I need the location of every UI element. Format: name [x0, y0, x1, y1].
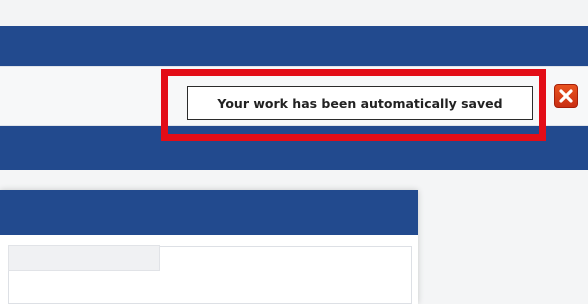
close-icon — [559, 89, 573, 103]
header-band — [0, 26, 588, 66]
content-panel — [0, 190, 418, 304]
top-bar — [0, 0, 588, 26]
panel-tab[interactable] — [8, 245, 160, 271]
autosave-message: Your work has been automatically saved — [217, 95, 503, 111]
app-window: Your work has been automatically saved — [0, 0, 588, 304]
autosave-notification: Your work has been automatically saved — [187, 86, 533, 120]
close-notification-button[interactable] — [554, 84, 578, 108]
panel-header — [0, 190, 418, 235]
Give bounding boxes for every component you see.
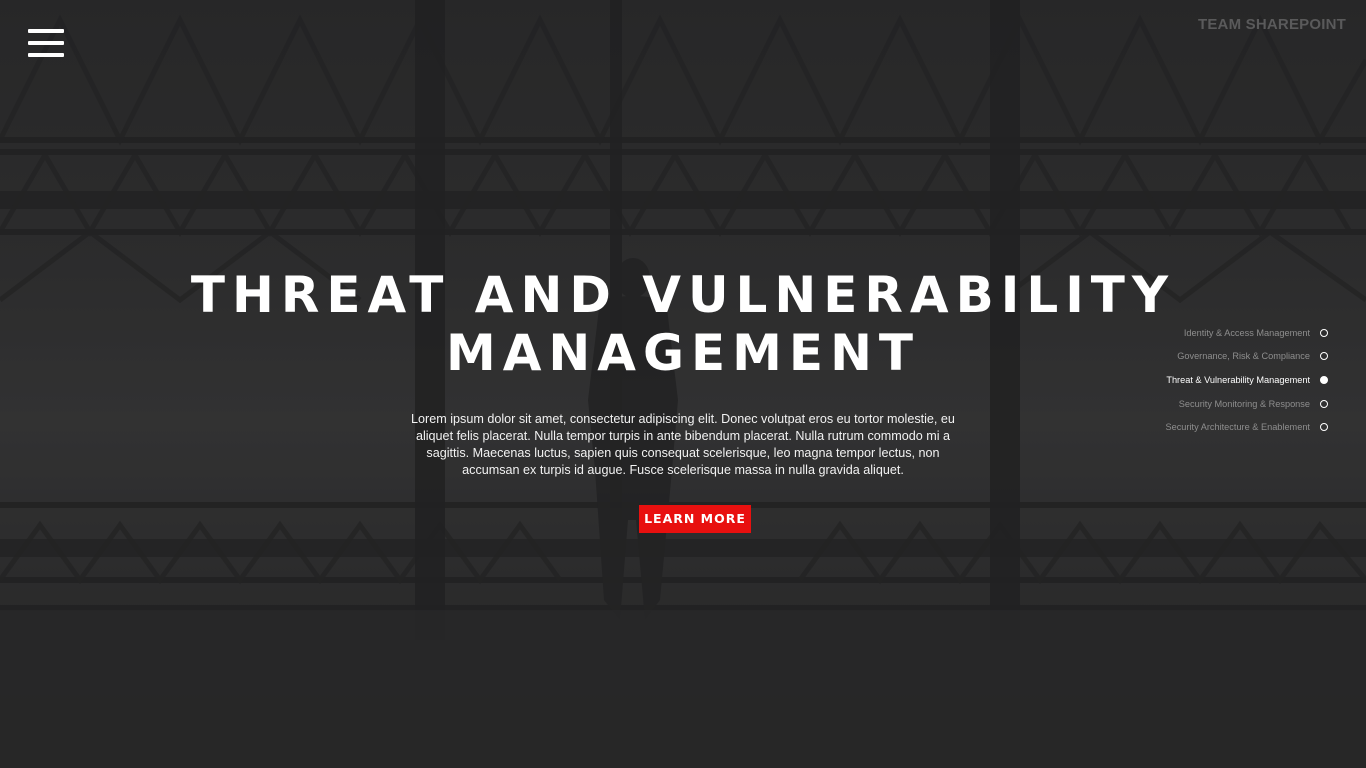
brand-name[interactable]: TEAM SHAREPOINT	[1198, 16, 1346, 33]
section-nav-item-identity-access[interactable]: Identity & Access Management	[1165, 321, 1328, 345]
page-title: THREAT AND VULNERABILITY MANAGEMENT	[0, 266, 1366, 382]
nav-dot-active-icon[interactable]	[1320, 375, 1328, 384]
menu-bar-top	[28, 29, 64, 33]
menu-bar-middle	[28, 41, 64, 45]
section-nav-label: Governance, Risk & Compliance	[1177, 351, 1310, 362]
section-nav-label: Identity & Access Management	[1183, 327, 1310, 338]
hero-description: Lorem ipsum dolor sit amet, consectetur …	[411, 412, 955, 477]
section-nav-item-threat-vulnerability[interactable]: Threat & Vulnerability Management	[1165, 368, 1328, 392]
section-nav-label: Threat & Vulnerability Management	[1166, 374, 1310, 385]
section-nav-label: Security Monitoring & Response	[1178, 398, 1310, 409]
section-nav: Identity & Access Management Governance,…	[1165, 321, 1328, 439]
section-nav-item-governance-risk[interactable]: Governance, Risk & Compliance	[1165, 345, 1328, 369]
menu-bar-bottom	[28, 53, 64, 57]
nav-dot-icon[interactable]	[1320, 423, 1328, 432]
hero-section: TEAM SHAREPOINT THREAT AND VULNERABILITY…	[0, 0, 1366, 768]
learn-more-button[interactable]: LEARN MORE	[639, 505, 751, 533]
section-nav-label: Security Architecture & Enablement	[1165, 422, 1310, 433]
nav-dot-icon[interactable]	[1320, 399, 1328, 408]
section-nav-item-security-architecture[interactable]: Security Architecture & Enablement	[1165, 415, 1328, 439]
page-title-line-2: MANAGEMENT	[445, 324, 921, 382]
page-title-line-1: THREAT AND VULNERABILITY	[190, 266, 1176, 324]
nav-dot-icon[interactable]	[1320, 328, 1328, 337]
hamburger-menu-icon[interactable]	[28, 29, 64, 59]
nav-dot-icon[interactable]	[1320, 352, 1328, 361]
background-image	[0, 0, 1366, 768]
section-nav-item-security-monitoring[interactable]: Security Monitoring & Response	[1165, 392, 1328, 416]
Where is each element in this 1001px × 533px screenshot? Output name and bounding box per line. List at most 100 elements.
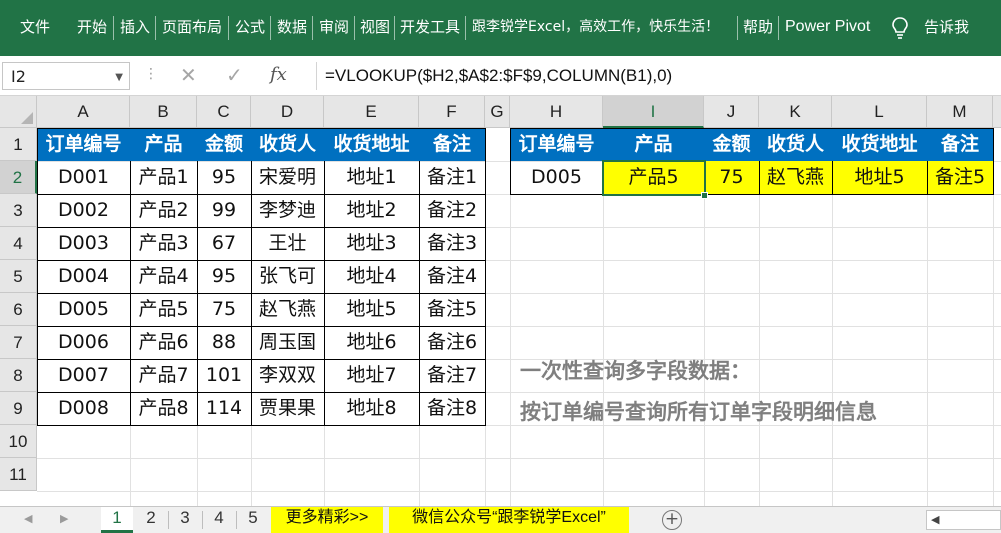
column-header-h[interactable]: H	[510, 96, 603, 128]
tab-power-pivot[interactable]: Power Pivot	[785, 17, 870, 37]
row-header-5[interactable]: 5	[0, 260, 37, 293]
row-header-4[interactable]: 4	[0, 227, 37, 260]
name-box[interactable]: I2 ▼	[2, 62, 130, 90]
row-header-11[interactable]: 11	[0, 458, 37, 491]
table-cell[interactable]: 备注4	[419, 260, 485, 293]
column-header-i[interactable]: I	[603, 96, 704, 128]
lookup-header-cell[interactable]: 产品	[603, 128, 704, 161]
table-cell[interactable]: 李梦迪	[251, 194, 324, 227]
table-header-cell[interactable]: 收货地址	[324, 128, 419, 161]
sheet-tab-wechat[interactable]: 微信公众号“跟李锐学Excel”	[389, 507, 629, 533]
table-header-cell[interactable]: 产品	[130, 128, 197, 161]
table-cell[interactable]: 宋爱明	[251, 161, 324, 194]
sheet-tab-more[interactable]: 更多精彩>>	[271, 507, 383, 533]
row-header-7[interactable]: 7	[0, 326, 37, 359]
enter-icon[interactable]: ✓	[226, 63, 243, 87]
table-cell[interactable]: 赵飞燕	[251, 293, 324, 326]
lightbulb-icon[interactable]	[890, 16, 910, 40]
table-cell[interactable]: 产品2	[130, 194, 197, 227]
lookup-result-cell[interactable]: 75	[704, 161, 759, 194]
row-header-3[interactable]: 3	[0, 194, 37, 227]
table-header-cell[interactable]: 收货人	[251, 128, 324, 161]
table-cell[interactable]: 95	[197, 260, 251, 293]
table-cell[interactable]: D007	[37, 359, 130, 392]
table-cell[interactable]: 地址4	[324, 260, 419, 293]
column-header-g[interactable]: G	[485, 96, 510, 128]
column-header-f[interactable]: F	[419, 96, 485, 128]
column-header-d[interactable]: D	[251, 96, 324, 128]
table-cell[interactable]: 周玉国	[251, 326, 324, 359]
chevron-left-icon[interactable]: ◀	[24, 512, 32, 525]
sheet-tab-2[interactable]: 2	[136, 507, 166, 533]
table-cell[interactable]: 地址7	[324, 359, 419, 392]
tab-home[interactable]: 开始	[77, 17, 107, 37]
horizontal-scrollbar[interactable]: ◀	[926, 510, 1001, 530]
table-cell[interactable]: 贾果果	[251, 392, 324, 425]
tab-view[interactable]: 视图	[360, 17, 390, 37]
table-header-cell[interactable]: 订单编号	[37, 128, 130, 161]
tab-review[interactable]: 审阅	[319, 17, 349, 37]
sheet-tab-5[interactable]: 5	[238, 507, 268, 533]
lookup-header-cell[interactable]: 收货人	[759, 128, 832, 161]
table-cell[interactable]: 地址8	[324, 392, 419, 425]
table-header-cell[interactable]: 金额	[197, 128, 251, 161]
row-header-2[interactable]: 2	[0, 161, 37, 194]
table-cell[interactable]: 114	[197, 392, 251, 425]
table-cell[interactable]: 地址1	[324, 161, 419, 194]
tab-help[interactable]: 帮助	[743, 17, 773, 37]
table-cell[interactable]: 备注2	[419, 194, 485, 227]
chevron-down-icon[interactable]: ▼	[115, 72, 123, 83]
column-header-b[interactable]: B	[130, 96, 197, 128]
column-header-l[interactable]: L	[832, 96, 927, 128]
table-cell[interactable]: 地址5	[324, 293, 419, 326]
column-header-c[interactable]: C	[197, 96, 251, 128]
table-header-cell[interactable]: 备注	[419, 128, 485, 161]
table-cell[interactable]: 备注5	[419, 293, 485, 326]
tab-formulas[interactable]: 公式	[235, 17, 265, 37]
table-cell[interactable]: 备注3	[419, 227, 485, 260]
table-cell[interactable]: 75	[197, 293, 251, 326]
tab-file[interactable]: 文件	[20, 17, 50, 37]
formula-input[interactable]: =VLOOKUP($H2,$A$2:$F$9,COLUMN(B1),0)	[316, 62, 996, 90]
sheet-tab-4[interactable]: 4	[204, 507, 234, 533]
column-header-e[interactable]: E	[324, 96, 419, 128]
table-cell[interactable]: 地址2	[324, 194, 419, 227]
sheet-tab-1[interactable]: 1	[101, 507, 133, 533]
insert-function-icon[interactable]: fx	[270, 64, 287, 85]
table-cell[interactable]: 产品3	[130, 227, 197, 260]
table-cell[interactable]: 王壮	[251, 227, 324, 260]
lookup-result-cell[interactable]: 产品5	[603, 161, 704, 194]
table-cell[interactable]: 备注7	[419, 359, 485, 392]
table-cell[interactable]: 95	[197, 161, 251, 194]
table-cell[interactable]: 备注1	[419, 161, 485, 194]
select-all-corner[interactable]	[0, 96, 37, 128]
row-header-8[interactable]: 8	[0, 359, 37, 392]
column-header-j[interactable]: J	[704, 96, 759, 128]
lookup-result-cell[interactable]: 地址5	[832, 161, 927, 194]
table-cell[interactable]: 99	[197, 194, 251, 227]
table-cell[interactable]: 产品1	[130, 161, 197, 194]
table-cell[interactable]: 101	[197, 359, 251, 392]
chevron-right-icon[interactable]: ▶	[60, 512, 68, 525]
table-cell[interactable]: D008	[37, 392, 130, 425]
table-cell[interactable]: 67	[197, 227, 251, 260]
table-cell[interactable]: D003	[37, 227, 130, 260]
add-sheet-icon[interactable]: +	[662, 510, 682, 530]
tell-me-search[interactable]: 告诉我	[924, 17, 969, 37]
lookup-header-cell[interactable]: 收货地址	[832, 128, 927, 161]
column-header-k[interactable]: K	[759, 96, 832, 128]
tab-developer[interactable]: 开发工具	[400, 17, 460, 37]
table-cell[interactable]: D001	[37, 161, 130, 194]
drag-handle-icon[interactable]: ⋮	[144, 66, 158, 82]
worksheet-grid[interactable]: A B C D E F G H I J K L M 1 2 3 4 5 6 7 …	[0, 96, 1001, 506]
lookup-header-cell[interactable]: 金额	[704, 128, 759, 161]
table-cell[interactable]: 李双双	[251, 359, 324, 392]
column-header-n[interactable]	[993, 96, 1001, 128]
table-cell[interactable]: 备注8	[419, 392, 485, 425]
table-cell[interactable]: D002	[37, 194, 130, 227]
column-header-m[interactable]: M	[927, 96, 993, 128]
table-cell[interactable]: 产品8	[130, 392, 197, 425]
lookup-result-cell[interactable]: 备注5	[927, 161, 993, 194]
table-cell[interactable]: 产品7	[130, 359, 197, 392]
table-cell[interactable]: D005	[37, 293, 130, 326]
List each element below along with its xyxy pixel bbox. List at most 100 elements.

=-=-=

Reproduce verbatim the portion of the records above that begins with the line containing "96, 603, 128]" and ends with the line containing "96, 704, 128]", including both of those lines.

▸ Output for this task:
column-header-h[interactable]: H	[510, 96, 603, 128]
tab-power-pivot[interactable]: Power Pivot	[785, 17, 870, 37]
row-header-5[interactable]: 5	[0, 260, 37, 293]
row-header-4[interactable]: 4	[0, 227, 37, 260]
name-box[interactable]: I2 ▼	[2, 62, 130, 90]
row-header-11[interactable]: 11	[0, 458, 37, 491]
table-cell[interactable]: 备注4	[419, 260, 485, 293]
column-header-i[interactable]: I	[603, 96, 704, 128]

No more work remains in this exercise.